PROBLEM TO WORK ON:
Go through the listing and copy every line word for word.

RECORDS PROVIDED:
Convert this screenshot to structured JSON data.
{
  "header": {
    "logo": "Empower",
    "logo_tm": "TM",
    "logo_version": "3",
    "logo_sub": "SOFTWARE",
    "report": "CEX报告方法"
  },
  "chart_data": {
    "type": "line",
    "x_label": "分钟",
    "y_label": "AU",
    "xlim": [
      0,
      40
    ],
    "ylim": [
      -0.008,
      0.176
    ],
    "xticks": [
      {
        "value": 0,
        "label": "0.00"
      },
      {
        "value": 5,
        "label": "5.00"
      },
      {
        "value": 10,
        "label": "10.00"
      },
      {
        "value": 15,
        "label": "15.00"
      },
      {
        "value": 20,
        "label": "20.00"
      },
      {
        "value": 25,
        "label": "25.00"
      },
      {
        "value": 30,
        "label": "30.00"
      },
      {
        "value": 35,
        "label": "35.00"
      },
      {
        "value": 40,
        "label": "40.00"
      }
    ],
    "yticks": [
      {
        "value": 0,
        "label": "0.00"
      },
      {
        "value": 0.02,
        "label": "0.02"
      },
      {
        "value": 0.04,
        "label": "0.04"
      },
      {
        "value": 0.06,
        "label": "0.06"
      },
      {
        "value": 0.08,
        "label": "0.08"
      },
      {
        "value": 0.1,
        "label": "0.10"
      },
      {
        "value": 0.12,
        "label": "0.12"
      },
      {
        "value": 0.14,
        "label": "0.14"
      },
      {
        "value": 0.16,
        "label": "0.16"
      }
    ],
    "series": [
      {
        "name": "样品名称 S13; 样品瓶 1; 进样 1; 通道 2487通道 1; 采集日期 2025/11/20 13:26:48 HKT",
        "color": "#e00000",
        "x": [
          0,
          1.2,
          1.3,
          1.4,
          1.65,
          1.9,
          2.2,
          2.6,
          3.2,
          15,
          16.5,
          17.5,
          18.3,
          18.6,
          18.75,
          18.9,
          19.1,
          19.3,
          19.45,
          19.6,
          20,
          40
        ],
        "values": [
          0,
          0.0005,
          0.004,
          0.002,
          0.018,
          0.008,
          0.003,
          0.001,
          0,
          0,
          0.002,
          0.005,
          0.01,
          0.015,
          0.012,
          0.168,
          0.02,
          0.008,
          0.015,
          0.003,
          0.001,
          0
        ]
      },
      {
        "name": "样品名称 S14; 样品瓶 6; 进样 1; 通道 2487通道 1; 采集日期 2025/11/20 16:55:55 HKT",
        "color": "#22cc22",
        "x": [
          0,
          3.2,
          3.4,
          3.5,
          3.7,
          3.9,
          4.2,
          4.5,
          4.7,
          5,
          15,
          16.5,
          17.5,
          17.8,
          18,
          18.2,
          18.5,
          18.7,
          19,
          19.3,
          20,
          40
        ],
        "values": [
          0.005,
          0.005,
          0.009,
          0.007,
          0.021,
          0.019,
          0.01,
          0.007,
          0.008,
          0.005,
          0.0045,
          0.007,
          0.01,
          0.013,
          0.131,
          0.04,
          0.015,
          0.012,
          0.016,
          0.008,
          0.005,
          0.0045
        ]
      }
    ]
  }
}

ANSWER:
Convert this screenshot to structured JSON data.
{
  "header": {
    "logo": "Empower",
    "logo_tm": "TM",
    "logo_version": "3",
    "logo_sub": "SOFTWARE",
    "report": "CEX报告方法"
  },
  "chart_data": {
    "type": "line",
    "x_label": "分钟",
    "y_label": "AU",
    "xlim": [
      0,
      40
    ],
    "ylim": [
      -0.008,
      0.176
    ],
    "xticks": [
      {
        "value": 0,
        "label": "0.00"
      },
      {
        "value": 5,
        "label": "5.00"
      },
      {
        "value": 10,
        "label": "10.00"
      },
      {
        "value": 15,
        "label": "15.00"
      },
      {
        "value": 20,
        "label": "20.00"
      },
      {
        "value": 25,
        "label": "25.00"
      },
      {
        "value": 30,
        "label": "30.00"
      },
      {
        "value": 35,
        "label": "35.00"
      },
      {
        "value": 40,
        "label": "40.00"
      }
    ],
    "yticks": [
      {
        "value": 0,
        "label": "0.00"
      },
      {
        "value": 0.02,
        "label": "0.02"
      },
      {
        "value": 0.04,
        "label": "0.04"
      },
      {
        "value": 0.06,
        "label": "0.06"
      },
      {
        "value": 0.08,
        "label": "0.08"
      },
      {
        "value": 0.1,
        "label": "0.10"
      },
      {
        "value": 0.12,
        "label": "0.12"
      },
      {
        "value": 0.14,
        "label": "0.14"
      },
      {
        "value": 0.16,
        "label": "0.16"
      }
    ],
    "series": [
      {
        "name": "样品名称 S13; 样品瓶 1; 进样 1; 通道 2487通道 1; 采集日期 2025/11/20 13:26:48 HKT",
        "color": "#e00000",
        "x": [
          0,
          1.2,
          1.3,
          1.4,
          1.65,
          1.9,
          2.2,
          2.6,
          3.2,
          15,
          16.5,
          17.5,
          18.3,
          18.6,
          18.75,
          18.9,
          19.1,
          19.3,
          19.45,
          19.6,
          20,
          40
        ],
        "values": [
          0,
          0.0005,
          0.004,
          0.002,
          0.018,
          0.008,
          0.003,
          0.001,
          0,
          0,
          0.002,
          0.005,
          0.01,
          0.015,
          0.012,
          0.168,
          0.02,
          0.008,
          0.015,
          0.003,
          0.001,
          0
        ]
      },
      {
        "name": "样品名称 S14; 样品瓶 6; 进样 1; 通道 2487通道 1; 采集日期 2025/11/20 16:55:55 HKT",
        "color": "#22cc22",
        "x": [
          0,
          3.2,
          3.4,
          3.5,
          3.7,
          3.9,
          4.2,
          4.5,
          4.7,
          5,
          15,
          16.5,
          17.5,
          17.8,
          18,
          18.2,
          18.5,
          18.7,
          19,
          19.3,
          20,
          40
        ],
        "values": [
          0.005,
          0.005,
          0.009,
          0.007,
          0.021,
          0.019,
          0.01,
          0.007,
          0.008,
          0.005,
          0.0045,
          0.007,
          0.01,
          0.013,
          0.131,
          0.04,
          0.015,
          0.012,
          0.016,
          0.008,
          0.005,
          0.0045
        ]
      }
    ]
  }
}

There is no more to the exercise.